» **Aim of the task**
Transcribe every line of the data below verbatim, without altering a single character.
Provided material start
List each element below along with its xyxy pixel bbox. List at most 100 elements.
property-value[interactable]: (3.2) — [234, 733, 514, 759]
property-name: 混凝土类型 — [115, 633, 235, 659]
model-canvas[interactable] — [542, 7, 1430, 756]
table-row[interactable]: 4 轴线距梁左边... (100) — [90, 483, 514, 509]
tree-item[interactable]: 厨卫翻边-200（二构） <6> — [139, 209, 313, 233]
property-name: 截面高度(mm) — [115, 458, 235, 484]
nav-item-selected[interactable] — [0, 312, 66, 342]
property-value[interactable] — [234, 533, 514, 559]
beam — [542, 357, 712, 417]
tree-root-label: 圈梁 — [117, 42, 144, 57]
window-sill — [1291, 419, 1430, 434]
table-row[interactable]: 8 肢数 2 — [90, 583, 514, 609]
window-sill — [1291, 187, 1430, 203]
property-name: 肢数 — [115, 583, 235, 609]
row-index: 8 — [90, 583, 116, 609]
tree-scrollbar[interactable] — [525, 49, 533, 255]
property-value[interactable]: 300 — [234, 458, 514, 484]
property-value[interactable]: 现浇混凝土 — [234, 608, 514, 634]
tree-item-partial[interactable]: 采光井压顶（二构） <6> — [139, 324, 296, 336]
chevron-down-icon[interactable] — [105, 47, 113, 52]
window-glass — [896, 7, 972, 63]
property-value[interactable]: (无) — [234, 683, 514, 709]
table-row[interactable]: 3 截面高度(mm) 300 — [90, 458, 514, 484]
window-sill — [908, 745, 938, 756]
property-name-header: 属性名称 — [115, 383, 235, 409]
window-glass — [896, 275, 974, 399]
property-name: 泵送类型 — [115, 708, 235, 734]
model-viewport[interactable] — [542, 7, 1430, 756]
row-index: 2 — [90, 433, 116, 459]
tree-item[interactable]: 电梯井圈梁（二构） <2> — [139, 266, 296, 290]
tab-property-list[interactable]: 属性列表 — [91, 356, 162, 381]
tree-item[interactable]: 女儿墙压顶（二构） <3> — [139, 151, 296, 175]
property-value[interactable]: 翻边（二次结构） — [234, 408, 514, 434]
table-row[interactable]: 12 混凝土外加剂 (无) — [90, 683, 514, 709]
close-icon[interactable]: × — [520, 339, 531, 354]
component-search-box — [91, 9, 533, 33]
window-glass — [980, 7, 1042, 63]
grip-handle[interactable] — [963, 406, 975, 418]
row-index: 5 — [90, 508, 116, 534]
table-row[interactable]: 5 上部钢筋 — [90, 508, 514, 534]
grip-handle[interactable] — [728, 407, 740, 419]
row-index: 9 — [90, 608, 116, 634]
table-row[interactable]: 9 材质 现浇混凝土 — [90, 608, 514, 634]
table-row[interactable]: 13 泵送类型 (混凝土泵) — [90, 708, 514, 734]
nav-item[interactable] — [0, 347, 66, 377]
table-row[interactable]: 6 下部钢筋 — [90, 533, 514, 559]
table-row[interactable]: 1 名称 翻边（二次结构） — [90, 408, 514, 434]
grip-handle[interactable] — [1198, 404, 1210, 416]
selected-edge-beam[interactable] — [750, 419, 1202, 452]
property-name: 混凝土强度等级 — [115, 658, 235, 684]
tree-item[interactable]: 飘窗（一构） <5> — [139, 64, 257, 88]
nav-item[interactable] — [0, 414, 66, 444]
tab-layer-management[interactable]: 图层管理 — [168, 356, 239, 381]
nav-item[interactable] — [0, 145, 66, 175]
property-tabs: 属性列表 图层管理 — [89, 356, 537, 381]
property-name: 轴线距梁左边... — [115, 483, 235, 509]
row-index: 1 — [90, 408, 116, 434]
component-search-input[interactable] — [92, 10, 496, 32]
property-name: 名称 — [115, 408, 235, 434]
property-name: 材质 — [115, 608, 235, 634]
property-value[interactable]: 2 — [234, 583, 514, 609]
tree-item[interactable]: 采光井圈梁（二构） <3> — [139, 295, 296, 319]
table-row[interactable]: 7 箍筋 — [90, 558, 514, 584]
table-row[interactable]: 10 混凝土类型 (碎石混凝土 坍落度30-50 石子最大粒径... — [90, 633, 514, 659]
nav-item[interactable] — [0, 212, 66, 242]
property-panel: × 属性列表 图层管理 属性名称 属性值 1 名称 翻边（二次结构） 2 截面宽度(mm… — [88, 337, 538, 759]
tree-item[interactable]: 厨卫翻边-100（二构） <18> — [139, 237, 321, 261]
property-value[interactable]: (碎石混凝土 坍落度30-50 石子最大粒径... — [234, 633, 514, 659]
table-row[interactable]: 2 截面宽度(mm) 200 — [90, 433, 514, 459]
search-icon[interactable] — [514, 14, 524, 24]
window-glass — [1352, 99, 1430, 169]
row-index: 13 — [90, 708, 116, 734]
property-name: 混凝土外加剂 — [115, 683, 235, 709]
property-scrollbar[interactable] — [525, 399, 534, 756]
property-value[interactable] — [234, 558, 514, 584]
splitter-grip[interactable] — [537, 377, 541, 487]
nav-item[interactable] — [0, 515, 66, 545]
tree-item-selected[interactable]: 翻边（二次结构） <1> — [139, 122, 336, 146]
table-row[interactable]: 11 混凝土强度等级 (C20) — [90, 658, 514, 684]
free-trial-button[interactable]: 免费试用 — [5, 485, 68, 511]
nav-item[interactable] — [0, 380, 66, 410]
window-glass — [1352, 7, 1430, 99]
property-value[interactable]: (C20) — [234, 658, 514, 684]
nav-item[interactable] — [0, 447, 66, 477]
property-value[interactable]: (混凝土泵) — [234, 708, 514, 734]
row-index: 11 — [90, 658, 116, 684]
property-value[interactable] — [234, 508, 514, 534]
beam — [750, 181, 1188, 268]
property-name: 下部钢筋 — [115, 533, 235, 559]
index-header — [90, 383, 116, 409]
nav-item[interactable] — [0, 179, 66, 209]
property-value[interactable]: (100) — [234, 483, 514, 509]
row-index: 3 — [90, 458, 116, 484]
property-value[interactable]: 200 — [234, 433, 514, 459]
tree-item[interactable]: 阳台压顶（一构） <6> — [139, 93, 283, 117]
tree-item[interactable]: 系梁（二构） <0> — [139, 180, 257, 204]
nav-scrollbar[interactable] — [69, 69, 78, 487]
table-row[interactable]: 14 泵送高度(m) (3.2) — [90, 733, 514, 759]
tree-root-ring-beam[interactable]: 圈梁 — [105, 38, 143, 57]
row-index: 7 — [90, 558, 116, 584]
Provided material end
» **Answer below**
List each element below along with its xyxy pixel bbox. List at most 100 elements.
property-value[interactable]: (3.2) — [234, 733, 514, 759]
property-name: 混凝土类型 — [115, 633, 235, 659]
model-canvas[interactable] — [542, 7, 1430, 756]
table-row[interactable]: 4 轴线距梁左边... (100) — [90, 483, 514, 509]
tree-item[interactable]: 厨卫翻边-200（二构） <6> — [139, 209, 313, 233]
property-name: 截面高度(mm) — [115, 458, 235, 484]
nav-item-selected[interactable] — [0, 312, 66, 342]
property-value[interactable] — [234, 533, 514, 559]
beam — [542, 357, 712, 417]
tree-root-label: 圈梁 — [117, 42, 144, 57]
window-sill — [1291, 419, 1430, 434]
table-row[interactable]: 8 肢数 2 — [90, 583, 514, 609]
window-sill — [1291, 187, 1430, 203]
property-name: 肢数 — [115, 583, 235, 609]
row-index: 8 — [90, 583, 116, 609]
tree-scrollbar[interactable] — [525, 49, 533, 255]
property-value[interactable]: 300 — [234, 458, 514, 484]
property-value[interactable]: 现浇混凝土 — [234, 608, 514, 634]
tree-item-partial[interactable]: 采光井压顶（二构） <6> — [139, 324, 296, 336]
chevron-down-icon[interactable] — [105, 47, 113, 52]
window-glass — [896, 7, 972, 63]
property-value[interactable]: (无) — [234, 683, 514, 709]
table-row[interactable]: 3 截面高度(mm) 300 — [90, 458, 514, 484]
window-sill — [908, 745, 938, 756]
property-name-header: 属性名称 — [115, 383, 235, 409]
window-glass — [896, 275, 974, 399]
property-name: 泵送类型 — [115, 708, 235, 734]
model-viewport[interactable] — [542, 7, 1430, 756]
row-index: 2 — [90, 433, 116, 459]
tree-item[interactable]: 电梯井圈梁（二构） <2> — [139, 266, 296, 290]
tab-property-list[interactable]: 属性列表 — [91, 356, 162, 381]
tree-item[interactable]: 女儿墙压顶（二构） <3> — [139, 151, 296, 175]
property-value[interactable]: 翻边（二次结构） — [234, 408, 514, 434]
table-row[interactable]: 12 混凝土外加剂 (无) — [90, 683, 514, 709]
close-icon[interactable]: × — [520, 339, 531, 354]
component-search-box — [91, 9, 533, 33]
window-glass — [980, 7, 1042, 63]
grip-handle[interactable] — [963, 406, 975, 418]
row-index: 5 — [90, 508, 116, 534]
table-row[interactable]: 5 上部钢筋 — [90, 508, 514, 534]
grip-handle[interactable] — [728, 407, 740, 419]
row-index: 9 — [90, 608, 116, 634]
table-row[interactable]: 9 材质 现浇混凝土 — [90, 608, 514, 634]
table-row[interactable]: 13 泵送类型 (混凝土泵) — [90, 708, 514, 734]
nav-item[interactable] — [0, 347, 66, 377]
table-row[interactable]: 6 下部钢筋 — [90, 533, 514, 559]
table-row[interactable]: 1 名称 翻边（二次结构） — [90, 408, 514, 434]
grip-handle[interactable] — [1198, 404, 1210, 416]
selected-edge-beam[interactable] — [750, 419, 1202, 452]
property-name: 混凝土强度等级 — [115, 658, 235, 684]
tree-item[interactable]: 飘窗（一构） <5> — [139, 64, 257, 88]
nav-item[interactable] — [0, 414, 66, 444]
tab-layer-management[interactable]: 图层管理 — [168, 356, 239, 381]
nav-item[interactable] — [0, 145, 66, 175]
property-tabs: 属性列表 图层管理 — [89, 356, 537, 381]
property-name: 轴线距梁左边... — [115, 483, 235, 509]
row-index: 1 — [90, 408, 116, 434]
component-search-input[interactable] — [92, 10, 496, 32]
property-name: 名称 — [115, 408, 235, 434]
property-name: 材质 — [115, 608, 235, 634]
property-value[interactable]: 2 — [234, 583, 514, 609]
tree-item[interactable]: 采光井圈梁（二构） <3> — [139, 295, 296, 319]
table-row[interactable]: 7 箍筋 — [90, 558, 514, 584]
table-row[interactable]: 10 混凝土类型 (碎石混凝土 坍落度30-50 石子最大粒径... — [90, 633, 514, 659]
nav-item[interactable] — [0, 212, 66, 242]
property-panel: × 属性列表 图层管理 属性名称 属性值 1 名称 翻边（二次结构） 2 截面宽度(mm… — [88, 337, 538, 759]
tree-item[interactable]: 厨卫翻边-100（二构） <18> — [139, 237, 321, 261]
property-value[interactable]: (碎石混凝土 坍落度30-50 石子最大粒径... — [234, 633, 514, 659]
table-row[interactable]: 2 截面宽度(mm) 200 — [90, 433, 514, 459]
search-icon[interactable] — [514, 14, 524, 24]
window-glass — [1352, 99, 1430, 169]
row-index: 13 — [90, 708, 116, 734]
property-name: 混凝土外加剂 — [115, 683, 235, 709]
property-scrollbar[interactable] — [525, 399, 534, 756]
property-value[interactable] — [234, 558, 514, 584]
splitter-grip[interactable] — [537, 377, 541, 487]
nav-item[interactable] — [0, 515, 66, 545]
tree-item-selected[interactable]: 翻边（二次结构） <1> — [139, 122, 336, 146]
table-row[interactable]: 11 混凝土强度等级 (C20) — [90, 658, 514, 684]
free-trial-button[interactable]: 免费试用 — [5, 485, 68, 511]
nav-item[interactable] — [0, 380, 66, 410]
window-glass — [1352, 7, 1430, 99]
property-value[interactable]: (C20) — [234, 658, 514, 684]
nav-item[interactable] — [0, 447, 66, 477]
property-value[interactable]: (混凝土泵) — [234, 708, 514, 734]
row-index: 11 — [90, 658, 116, 684]
property-value[interactable] — [234, 508, 514, 534]
beam — [750, 181, 1188, 268]
property-name: 下部钢筋 — [115, 533, 235, 559]
index-header — [90, 383, 116, 409]
nav-item[interactable] — [0, 179, 66, 209]
property-value[interactable]: (100) — [234, 483, 514, 509]
row-index: 3 — [90, 458, 116, 484]
property-value[interactable]: 200 — [234, 433, 514, 459]
tree-item[interactable]: 阳台压顶（一构） <6> — [139, 93, 283, 117]
tree-item[interactable]: 系梁（二构） <0> — [139, 180, 257, 204]
nav-scrollbar[interactable] — [69, 69, 78, 487]
table-row[interactable]: 14 泵送高度(m) (3.2) — [90, 733, 514, 759]
tree-root-ring-beam[interactable]: 圈梁 — [105, 38, 143, 57]
row-index: 7 — [90, 558, 116, 584]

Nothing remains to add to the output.